▸ PROMPT 1: Copy out the passage about Deborah Layton and the People's Temple word for word.

***** QUOTED PASSAGE *****

Deborah Layton was, by her own account, a typical rebellious youth, with nothing in her dossier to indicate that she would eventually find herself in Jim Jones's People's Temple in Guyana, looking for a way out of the green hell that had become the People's Temple Agricultural Project. She barely escaped in June 1978. Within months, more than 900 people drank Jones's cyanide punch and committed "revolutionary suicide" in the face of mounting stateside pressure on the cult, some of it prompted by Layton's own testimonials upon her safe return home. Her brother, Larry, also survived, and as one of the few left alive in Guyana became a scapegoat for Jones's crimes; he is now serving a life sentence in federal prison.

***** PROVIDED DATA *****

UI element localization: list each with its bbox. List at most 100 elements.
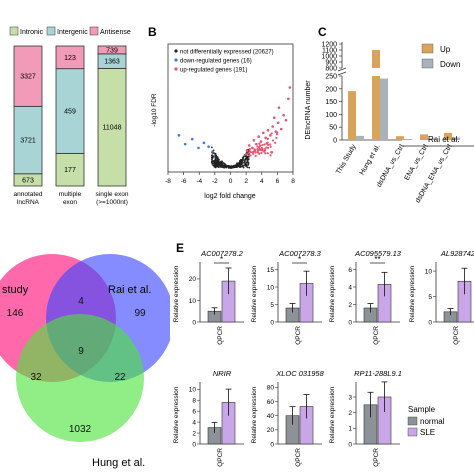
legend-intergenic: Intergenic — [57, 29, 88, 36]
volcano-point-up — [269, 134, 272, 137]
venn-rai-only: 99 — [134, 308, 146, 319]
volcano-point-ns — [245, 157, 248, 160]
legend-normal: normal — [420, 417, 445, 426]
volcano-point-ns — [220, 163, 222, 166]
deincrna-ytick-label: 50 — [329, 125, 337, 132]
expression-ytick-label: 15 — [267, 267, 275, 274]
volcano-point-ns — [214, 154, 217, 157]
deincrna-category-label: dsDNA_vs_Ctrl — [376, 143, 406, 188]
expression-ytick-label: 10 — [189, 387, 197, 394]
expression-ytick-label: 10 — [425, 268, 433, 275]
expression-ytick-label: 0 — [428, 319, 432, 326]
volcano-point-ns — [211, 154, 214, 157]
deincrna-category-label: Hung et al. — [359, 143, 382, 176]
volcano-point-ns — [241, 164, 244, 167]
expression-ytick-label: 0 — [348, 319, 352, 326]
volcano-plot: B -log10 FDR log2 fold change not differ… — [148, 25, 295, 200]
stacked-bar-value: 3327 — [20, 74, 36, 81]
volcano-point-ns — [214, 166, 217, 169]
expression-gene-title: AC095579.13 — [354, 249, 402, 258]
volcano-xtick-label: 4 — [260, 178, 264, 185]
volcano-point-down — [190, 137, 194, 141]
stacked-category-label: exon — [63, 199, 77, 206]
volcano-point-ns — [216, 156, 219, 159]
expression-ylabel: Relative expression — [173, 386, 180, 443]
volcano-point-down — [197, 146, 200, 150]
deincrna-ytick-label: 150 — [325, 99, 337, 106]
stacked-bar-value: 11048 — [103, 125, 122, 132]
volcano-point-up — [277, 106, 281, 109]
expression-ylabel: Relative expression — [251, 265, 258, 322]
deincrna-ytick-label: 1100 — [322, 48, 337, 55]
venn-hung-only: 1032 — [69, 424, 92, 435]
volcano-point-up — [265, 146, 268, 149]
volcano-point-up — [258, 152, 261, 155]
volcano-point-ns — [213, 164, 216, 167]
venn-set-rai: Rai et al. — [108, 284, 151, 296]
volcano-point-ns — [217, 160, 220, 163]
expression-ytick-label: 6 — [348, 267, 352, 274]
volcano-point-up — [247, 144, 251, 147]
expression-ytick-label: 2 — [348, 302, 352, 309]
volcano-point-up — [263, 149, 266, 152]
volcano-xtick-label: -8 — [165, 178, 171, 185]
expression-xlabel: QPCR — [373, 448, 380, 467]
rai-group-label: Rai et al. — [428, 135, 460, 144]
volcano-point-ns — [221, 160, 224, 163]
volcano-point-up — [252, 139, 256, 142]
volcano-point-ns — [211, 157, 213, 160]
expression-ytick-label: 10 — [189, 298, 197, 305]
stacked-bar-value: 1363 — [104, 59, 120, 66]
deincrna-bar-chart: C DEIncRNA number Up Down 0 50 100 150 200 25… — [305, 25, 474, 204]
volcano-point-up — [259, 144, 262, 147]
legend-swatch-up — [421, 43, 434, 54]
volcano-point-ns — [217, 166, 220, 168]
volcano-point-down — [207, 145, 210, 148]
expression-gene-title: AC007278.3 — [278, 249, 322, 258]
stacked-bar-value: 3721 — [20, 138, 36, 145]
expression-ytick-label: 0 — [270, 441, 274, 448]
venn-rai-hung: 22 — [114, 372, 126, 383]
expression-ytick-label: 2 — [192, 430, 196, 437]
legend-down: Down — [440, 60, 460, 69]
volcano-point-ns — [241, 157, 244, 159]
volcano-point-up — [247, 152, 251, 155]
legend-antisense: Antisense — [100, 29, 131, 36]
volcano-point-ns — [240, 165, 243, 168]
stacked-category-label: lncRNA — [17, 199, 40, 206]
volcano-point-ns — [215, 163, 217, 165]
expression-panel: XLOC 031958 Relative expression 0 20 40 60 80 Q… — [251, 369, 325, 467]
volcano-point-up — [245, 153, 248, 156]
volcano-point-ns — [217, 164, 220, 166]
volcano-legend-label: not differentially expressed (20627) — [180, 50, 274, 56]
stacked-bar-segment — [13, 105, 43, 175]
volcano-xlabel: log2 fold change — [204, 193, 255, 200]
volcano-point-ns — [228, 165, 231, 168]
panel-label-e: E — [176, 241, 184, 255]
volcano-point-ns — [239, 160, 242, 162]
expression-ytick-label: 5 — [428, 294, 432, 301]
deincrna-legend: Up Down — [421, 43, 460, 69]
deincrna-ytick-label: 800 — [325, 66, 337, 73]
deincrna-category-label: This Study — [335, 143, 358, 176]
deincrna-ytick-label: 900 — [325, 60, 337, 67]
stacked-bar-chart: Intronic Intergenic Antisense 673 3721 332… — [9, 26, 131, 206]
deincrna-bar — [372, 76, 380, 140]
expression-ytick-label: 0 — [192, 441, 196, 448]
volcano-point-up — [276, 131, 279, 134]
expression-ylabel: Relative expression — [251, 386, 258, 443]
expression-gene-title: AC007278.2 — [200, 249, 244, 258]
volcano-point-ns — [214, 158, 217, 161]
volcano-point-ns — [234, 164, 237, 167]
expression-ylabel: Relative expression — [329, 265, 336, 322]
legend-sle: SLE — [420, 428, 435, 437]
volcano-point-down — [177, 134, 181, 137]
volcano-point-ns — [210, 146, 213, 149]
stacked-bar-segment — [97, 45, 127, 55]
legend-swatch-sle — [407, 427, 418, 437]
expression-xlabel: QPCR — [295, 448, 302, 467]
legend-up: Up — [440, 45, 451, 54]
volcano-point-up — [265, 142, 268, 145]
volcano-point-up — [266, 146, 269, 149]
deincrna-bar — [452, 137, 460, 140]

*****

▸ PROMPT 2: In the records, reproduce character for character the lines from the line with "legend-intergenic: Intergenic —" to the line with "expression-ytick-label: 10 — [189, 387, 197, 394]", including both of those lines.

▸ TASK SOLUTION 1:
Deborah Layton was, by her own account, a typical rebellious youth, with nothing in her dossier to indicate that she would eventually find herself in Jim Jones's People's Temple in Guyana, looking for a way out of the green hell that had become the People's Temple Agricultural Project. She barely escaped in June 1978. Within months, more than 900 people drank Jones's cyanide punch and committed "revolutionary suicide" in the face of mounting stateside pressure on the cult, some of it prompted by Layton's own testimonials upon her safe return home. Her brother, Larry, also survived, and as one of the few left alive in Guyana became a scapegoat for Jones's crimes; he is now serving a life sentence in federal prison.

▸ TASK SOLUTION 2:
legend-intergenic: Intergenic — [57, 29, 88, 36]
volcano-point-up — [269, 134, 272, 137]
venn-rai-only: 99 — [134, 308, 146, 319]
volcano-point-ns — [245, 157, 248, 160]
legend-normal: normal — [420, 417, 445, 426]
volcano-point-ns — [220, 163, 222, 166]
deincrna-ytick-label: 50 — [329, 125, 337, 132]
expression-ytick-label: 15 — [267, 267, 275, 274]
volcano-point-ns — [214, 154, 217, 157]
deincrna-category-label: dsDNA_vs_Ctrl — [376, 143, 406, 188]
expression-ytick-label: 10 — [189, 387, 197, 394]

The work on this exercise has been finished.